** BEGIN Material supplied **

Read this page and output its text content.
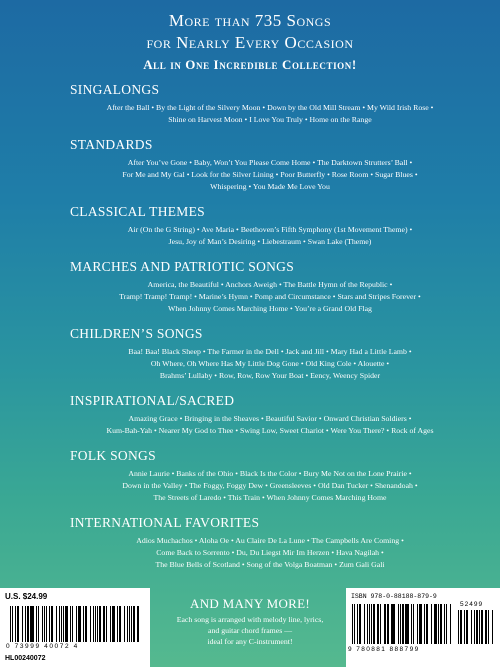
More than 735 Songs
for Nearly Every Occasion
All in One Incredible Collection!
SINGALONGS
After the Ball • By the Light of the Silvery Moon • Down by the Old Mill Stream • My Wild Irish Rose •
Shine on Harvest Moon • I Love You Truly • Home on the Range
STANDARDS
After You’ve Gone • Baby, Won’t You Please Come Home • The Darktown Strutters’ Ball •
For Me and My Gal • Look for the Silver Lining • Poor Butterfly • Rose Room • Sugar Blues •
Whispering • You Made Me Love You
CLASSICAL THEMES
Air (On the G String) • Ave Maria • Beethoven’s Fifth Symphony (1st Movement Theme) •
Jesu, Joy of Man’s Desiring • Liebestraum • Swan Lake (Theme)
MARCHES AND PATRIOTIC SONGS
America, the Beautiful • Anchors Aweigh • The Battle Hymn of the Republic •
Tramp! Tramp! Tramp! • Marine’s Hymn • Pomp and Circumstance • Stars and Stripes Forever •
When Johnny Comes Marching Home • You’re a Grand Old Flag
CHILDREN’S SONGS
Baa! Baa! Black Sheep • The Farmer in the Dell • Jack and Jill • Mary Had a Little Lamb •
Oh Where, Oh Where Has My Little Dog Gone • Old King Cole • Alouette •
Brahms’ Lullaby • Row, Row, Row Your Boat • Eency, Weency Spider
INSPIRATIONAL/SACRED
Amazing Grace • Bringing in the Sheaves • Beautiful Savior • Onward Christian Soldiers •
Kum-Bah-Yah • Nearer My God to Thee • Swing Low, Sweet Chariot • Were You There? • Rock of Ages
FOLK SONGS
Annie Laurie • Banks of the Ohio • Black Is the Color • Bury Me Not on the Lone Prairie •
Down in the Valley • The Foggy, Foggy Dew • Greensleeves • Old Dan Tucker • Shenandoah •
The Streets of Laredo • This Train • When Johnny Comes Marching Home
INTERNATIONAL FAVORITES
Adios Muchachos • Aloha Oe • Au Claire De La Lune • The Campbells Are Coming •
Come Back to Sorrento • Du, Du Liegst Mir Im Herzen • Hava Nagilah •
The Blue Bells of Scotland • Song of the Volga Boatman • Zum Gali Gali
AND MANY MORE!
Each song is arranged with melody line, lyrics,
and guitar chord frames —
ideal for any C-instrument!
U.S. $24.99
0 73999 40072 4
HL00240072
ISBN 978-0-88188-879-9
52499
9 780881 888799
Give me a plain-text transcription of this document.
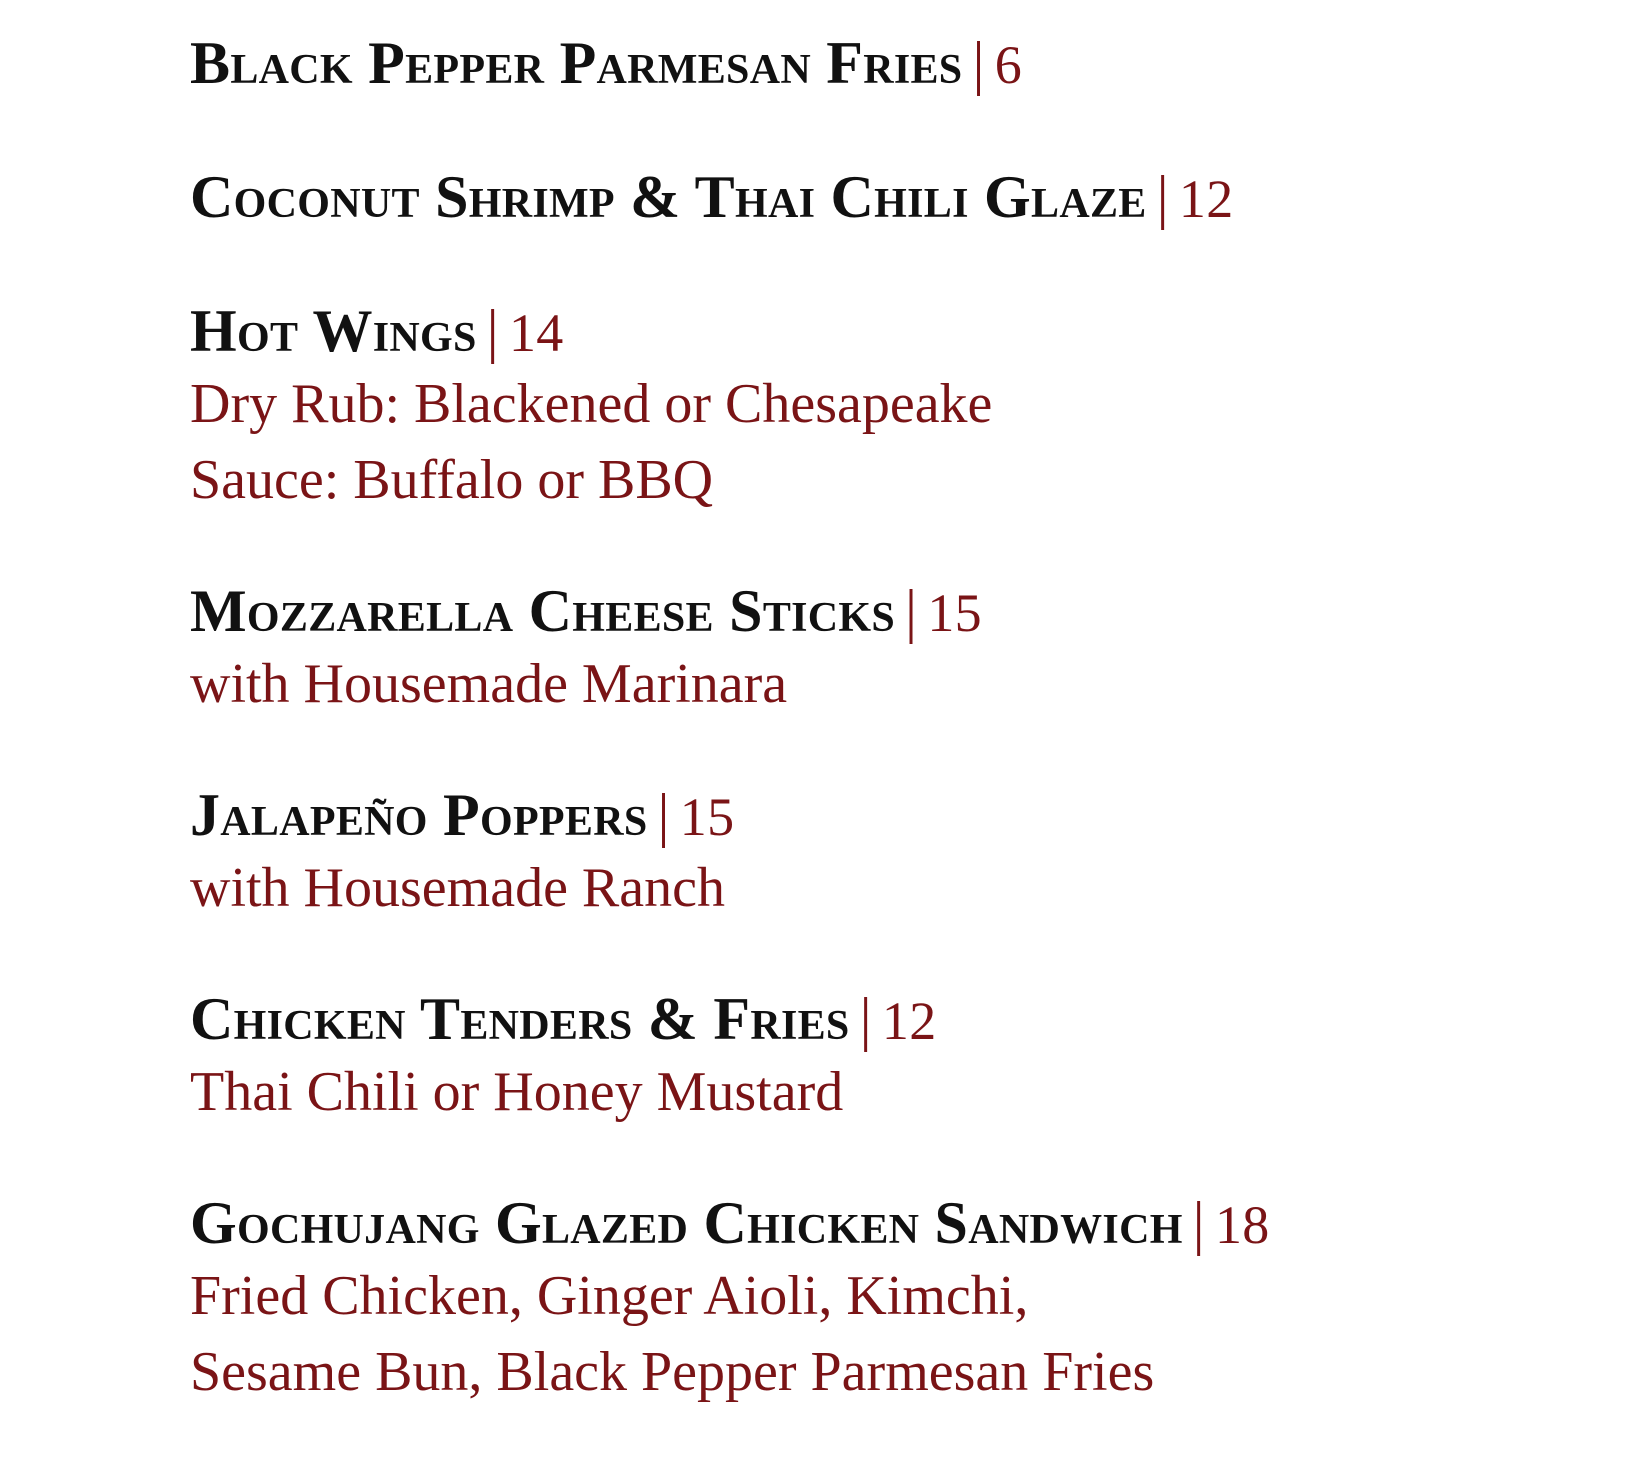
Black Pepper Parmesan Fries | 6
Coconut Shrimp & Thai Chili Glaze | 12
Hot Wings | 14
Dry Rub: Blackened or Chesapeake
Sauce: Buffalo or BBQ
Mozzarella Cheese Sticks | 15
with Housemade Marinara
Jalapeño Poppers | 15
with Housemade Ranch
Chicken Tenders & Fries | 12
Thai Chili or Honey Mustard
Gochujang Glazed Chicken Sandwich | 18
Fried Chicken, Ginger Aioli, Kimchi,
Sesame Bun, Black Pepper Parmesan Fries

** END Material supplied **

What you have to do | Return the listing above word for word, with the pictures removed.

Correct result |
Read this page and output its text content.
More than 735 Songs
for Nearly Every Occasion
All in One Incredible Collection!
SINGALONGS
After the Ball • By the Light of the Silvery Moon • Down by the Old Mill Stream • My Wild Irish Rose •
Shine on Harvest Moon • I Love You Truly • Home on the Range
STANDARDS
After You’ve Gone • Baby, Won’t You Please Come Home • The Darktown Strutters’ Ball •
For Me and My Gal • Look for the Silver Lining • Poor Butterfly • Rose Room • Sugar Blues •
Whispering • You Made Me Love You
CLASSICAL THEMES
Air (On the G String) • Ave Maria • Beethoven’s Fifth Symphony (1st Movement Theme) •
Jesu, Joy of Man’s Desiring • Liebestraum • Swan Lake (Theme)
MARCHES AND PATRIOTIC SONGS
America, the Beautiful • Anchors Aweigh • The Battle Hymn of the Republic •
Tramp! Tramp! Tramp! • Marine’s Hymn • Pomp and Circumstance • Stars and Stripes Forever •
When Johnny Comes Marching Home • You’re a Grand Old Flag
CHILDREN’S SONGS
Baa! Baa! Black Sheep • The Farmer in the Dell • Jack and Jill • Mary Had a Little Lamb •
Oh Where, Oh Where Has My Little Dog Gone • Old King Cole • Alouette •
Brahms’ Lullaby • Row, Row, Row Your Boat • Eency, Weency Spider
INSPIRATIONAL/SACRED
Amazing Grace • Bringing in the Sheaves • Beautiful Savior • Onward Christian Soldiers •
Kum-Bah-Yah • Nearer My God to Thee • Swing Low, Sweet Chariot • Were You There? • Rock of Ages
FOLK SONGS
Annie Laurie • Banks of the Ohio • Black Is the Color • Bury Me Not on the Lone Prairie •
Down in the Valley • The Foggy, Foggy Dew • Greensleeves • Old Dan Tucker • Shenandoah •
The Streets of Laredo • This Train • When Johnny Comes Marching Home
INTERNATIONAL FAVORITES
Adios Muchachos • Aloha Oe • Au Claire De La Lune • The Campbells Are Coming •
Come Back to Sorrento • Du, Du Liegst Mir Im Herzen • Hava Nagilah •
The Blue Bells of Scotland • Song of the Volga Boatman • Zum Gali Gali
AND MANY MORE!
Each song is arranged with melody line, lyrics,
and guitar chord frames —
ideal for any C-instrument!
U.S. $24.99
0 73999 40072 4
HL00240072
ISBN 978-0-88188-879-9
52499
9 780881 888799
Give me a plain-text transcription of this document.
Black Pepper Parmesan Fries | 6
Coconut Shrimp & Thai Chili Glaze | 12
Hot Wings | 14
Dry Rub: Blackened or Chesapeake
Sauce: Buffalo or BBQ
Mozzarella Cheese Sticks | 15
with Housemade Marinara
Jalapeño Poppers | 15
with Housemade Ranch
Chicken Tenders & Fries | 12
Thai Chili or Honey Mustard
Gochujang Glazed Chicken Sandwich | 18
Fried Chicken, Ginger Aioli, Kimchi,
Sesame Bun, Black Pepper Parmesan Fries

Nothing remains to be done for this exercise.